What is needed >> Gather each line of the records where "name" appears.
= = = =
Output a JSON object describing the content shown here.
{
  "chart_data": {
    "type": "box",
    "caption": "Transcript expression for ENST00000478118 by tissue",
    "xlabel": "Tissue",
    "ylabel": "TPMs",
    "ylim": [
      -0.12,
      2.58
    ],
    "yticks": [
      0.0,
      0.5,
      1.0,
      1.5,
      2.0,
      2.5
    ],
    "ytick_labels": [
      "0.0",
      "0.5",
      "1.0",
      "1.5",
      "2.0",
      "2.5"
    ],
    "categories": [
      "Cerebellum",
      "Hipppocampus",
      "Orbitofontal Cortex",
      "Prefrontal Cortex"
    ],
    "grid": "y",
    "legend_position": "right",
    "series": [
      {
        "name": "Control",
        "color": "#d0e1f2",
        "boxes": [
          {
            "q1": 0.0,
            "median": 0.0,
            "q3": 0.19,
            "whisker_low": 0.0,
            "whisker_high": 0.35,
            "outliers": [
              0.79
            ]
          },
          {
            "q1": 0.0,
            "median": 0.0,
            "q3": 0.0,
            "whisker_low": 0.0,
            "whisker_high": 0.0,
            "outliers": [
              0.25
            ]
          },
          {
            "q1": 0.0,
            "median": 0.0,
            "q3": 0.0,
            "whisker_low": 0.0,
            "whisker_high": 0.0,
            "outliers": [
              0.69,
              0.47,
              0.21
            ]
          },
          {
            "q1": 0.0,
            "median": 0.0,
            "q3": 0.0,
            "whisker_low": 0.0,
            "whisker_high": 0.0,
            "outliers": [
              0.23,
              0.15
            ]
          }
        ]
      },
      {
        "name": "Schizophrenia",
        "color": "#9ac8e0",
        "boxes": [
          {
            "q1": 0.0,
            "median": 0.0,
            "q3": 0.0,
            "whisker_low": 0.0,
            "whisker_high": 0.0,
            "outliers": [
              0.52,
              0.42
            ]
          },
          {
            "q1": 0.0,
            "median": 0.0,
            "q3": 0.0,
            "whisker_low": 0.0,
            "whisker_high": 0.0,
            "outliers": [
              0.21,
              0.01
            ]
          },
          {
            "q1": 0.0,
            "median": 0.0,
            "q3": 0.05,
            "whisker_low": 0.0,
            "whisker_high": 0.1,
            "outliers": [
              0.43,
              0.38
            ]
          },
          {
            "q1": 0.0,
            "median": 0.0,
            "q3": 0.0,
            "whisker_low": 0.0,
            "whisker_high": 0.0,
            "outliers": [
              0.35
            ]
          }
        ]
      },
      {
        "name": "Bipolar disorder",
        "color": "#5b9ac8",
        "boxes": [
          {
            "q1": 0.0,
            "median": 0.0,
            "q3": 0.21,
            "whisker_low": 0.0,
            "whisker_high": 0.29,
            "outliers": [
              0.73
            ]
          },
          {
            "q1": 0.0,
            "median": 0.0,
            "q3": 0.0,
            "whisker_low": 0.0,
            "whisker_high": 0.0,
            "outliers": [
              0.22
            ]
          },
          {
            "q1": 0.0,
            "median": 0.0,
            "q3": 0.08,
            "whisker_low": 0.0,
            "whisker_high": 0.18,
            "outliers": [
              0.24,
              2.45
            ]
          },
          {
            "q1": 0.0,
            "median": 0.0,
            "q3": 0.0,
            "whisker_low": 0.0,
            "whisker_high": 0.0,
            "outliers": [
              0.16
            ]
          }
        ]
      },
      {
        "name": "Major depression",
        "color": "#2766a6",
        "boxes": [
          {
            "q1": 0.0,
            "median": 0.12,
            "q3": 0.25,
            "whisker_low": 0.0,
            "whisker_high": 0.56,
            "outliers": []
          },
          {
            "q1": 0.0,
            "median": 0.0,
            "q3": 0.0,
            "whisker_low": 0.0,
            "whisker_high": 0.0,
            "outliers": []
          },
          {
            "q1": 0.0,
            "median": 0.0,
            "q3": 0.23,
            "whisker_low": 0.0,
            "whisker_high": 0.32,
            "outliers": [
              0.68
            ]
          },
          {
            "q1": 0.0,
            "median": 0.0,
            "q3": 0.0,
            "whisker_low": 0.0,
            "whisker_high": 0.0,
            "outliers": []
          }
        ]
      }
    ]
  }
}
= = = =
Exercise output >>
        "name": "Control",
        "name": "Schizophrenia",
        "name": "Bipolar disorder",
        "name": "Major depression",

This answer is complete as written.